>> START Provided information
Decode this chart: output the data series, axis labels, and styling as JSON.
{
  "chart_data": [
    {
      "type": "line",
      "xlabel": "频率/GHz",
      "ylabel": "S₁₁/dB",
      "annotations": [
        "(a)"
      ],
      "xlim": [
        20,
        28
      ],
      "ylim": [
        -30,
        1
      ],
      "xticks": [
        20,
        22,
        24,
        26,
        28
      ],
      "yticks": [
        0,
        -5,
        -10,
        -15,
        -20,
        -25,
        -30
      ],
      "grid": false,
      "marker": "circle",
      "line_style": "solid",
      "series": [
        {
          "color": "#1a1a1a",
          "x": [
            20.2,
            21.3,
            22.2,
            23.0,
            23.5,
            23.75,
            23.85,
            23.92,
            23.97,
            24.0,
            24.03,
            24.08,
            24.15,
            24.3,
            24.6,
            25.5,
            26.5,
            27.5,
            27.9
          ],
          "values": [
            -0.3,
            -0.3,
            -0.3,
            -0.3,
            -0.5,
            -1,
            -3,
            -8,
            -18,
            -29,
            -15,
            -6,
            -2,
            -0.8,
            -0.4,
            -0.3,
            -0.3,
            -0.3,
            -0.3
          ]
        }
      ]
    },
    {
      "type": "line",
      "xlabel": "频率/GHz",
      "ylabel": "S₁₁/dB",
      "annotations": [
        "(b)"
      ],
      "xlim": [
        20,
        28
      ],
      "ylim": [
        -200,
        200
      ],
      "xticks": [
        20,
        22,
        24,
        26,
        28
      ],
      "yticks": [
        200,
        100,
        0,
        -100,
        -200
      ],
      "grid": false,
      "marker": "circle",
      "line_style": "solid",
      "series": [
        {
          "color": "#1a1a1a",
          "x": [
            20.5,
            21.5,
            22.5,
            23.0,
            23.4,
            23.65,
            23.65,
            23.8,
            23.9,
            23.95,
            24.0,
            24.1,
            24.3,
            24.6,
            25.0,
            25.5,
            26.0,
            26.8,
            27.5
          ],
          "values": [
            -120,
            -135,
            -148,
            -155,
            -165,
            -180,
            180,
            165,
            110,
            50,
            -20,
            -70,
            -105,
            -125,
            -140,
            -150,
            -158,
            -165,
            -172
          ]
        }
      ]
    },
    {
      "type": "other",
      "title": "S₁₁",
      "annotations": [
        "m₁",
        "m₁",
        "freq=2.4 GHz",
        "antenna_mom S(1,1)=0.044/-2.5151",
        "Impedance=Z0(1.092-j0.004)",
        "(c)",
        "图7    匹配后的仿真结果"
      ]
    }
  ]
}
>> END Provided information
* **What is required**
Could you transcribe the records in full, exactly?

* **Correct response**
Decode this chart: output the data series, axis labels, and styling as JSON.
{
  "chart_data": [
    {
      "type": "line",
      "xlabel": "频率/GHz",
      "ylabel": "S₁₁/dB",
      "annotations": [
        "(a)"
      ],
      "xlim": [
        20,
        28
      ],
      "ylim": [
        -30,
        1
      ],
      "xticks": [
        20,
        22,
        24,
        26,
        28
      ],
      "yticks": [
        0,
        -5,
        -10,
        -15,
        -20,
        -25,
        -30
      ],
      "grid": false,
      "marker": "circle",
      "line_style": "solid",
      "series": [
        {
          "color": "#1a1a1a",
          "x": [
            20.2,
            21.3,
            22.2,
            23.0,
            23.5,
            23.75,
            23.85,
            23.92,
            23.97,
            24.0,
            24.03,
            24.08,
            24.15,
            24.3,
            24.6,
            25.5,
            26.5,
            27.5,
            27.9
          ],
          "values": [
            -0.3,
            -0.3,
            -0.3,
            -0.3,
            -0.5,
            -1,
            -3,
            -8,
            -18,
            -29,
            -15,
            -6,
            -2,
            -0.8,
            -0.4,
            -0.3,
            -0.3,
            -0.3,
            -0.3
          ]
        }
      ]
    },
    {
      "type": "line",
      "xlabel": "频率/GHz",
      "ylabel": "S₁₁/dB",
      "annotations": [
        "(b)"
      ],
      "xlim": [
        20,
        28
      ],
      "ylim": [
        -200,
        200
      ],
      "xticks": [
        20,
        22,
        24,
        26,
        28
      ],
      "yticks": [
        200,
        100,
        0,
        -100,
        -200
      ],
      "grid": false,
      "marker": "circle",
      "line_style": "solid",
      "series": [
        {
          "color": "#1a1a1a",
          "x": [
            20.5,
            21.5,
            22.5,
            23.0,
            23.4,
            23.65,
            23.65,
            23.8,
            23.9,
            23.95,
            24.0,
            24.1,
            24.3,
            24.6,
            25.0,
            25.5,
            26.0,
            26.8,
            27.5
          ],
          "values": [
            -120,
            -135,
            -148,
            -155,
            -165,
            -180,
            180,
            165,
            110,
            50,
            -20,
            -70,
            -105,
            -125,
            -140,
            -150,
            -158,
            -165,
            -172
          ]
        }
      ]
    },
    {
      "type": "other",
      "title": "S₁₁",
      "annotations": [
        "m₁",
        "m₁",
        "freq=2.4 GHz",
        "antenna_mom S(1,1)=0.044/-2.5151",
        "Impedance=Z0(1.092-j0.004)",
        "(c)",
        "图7    匹配后的仿真结果"
      ]
    }
  ]
}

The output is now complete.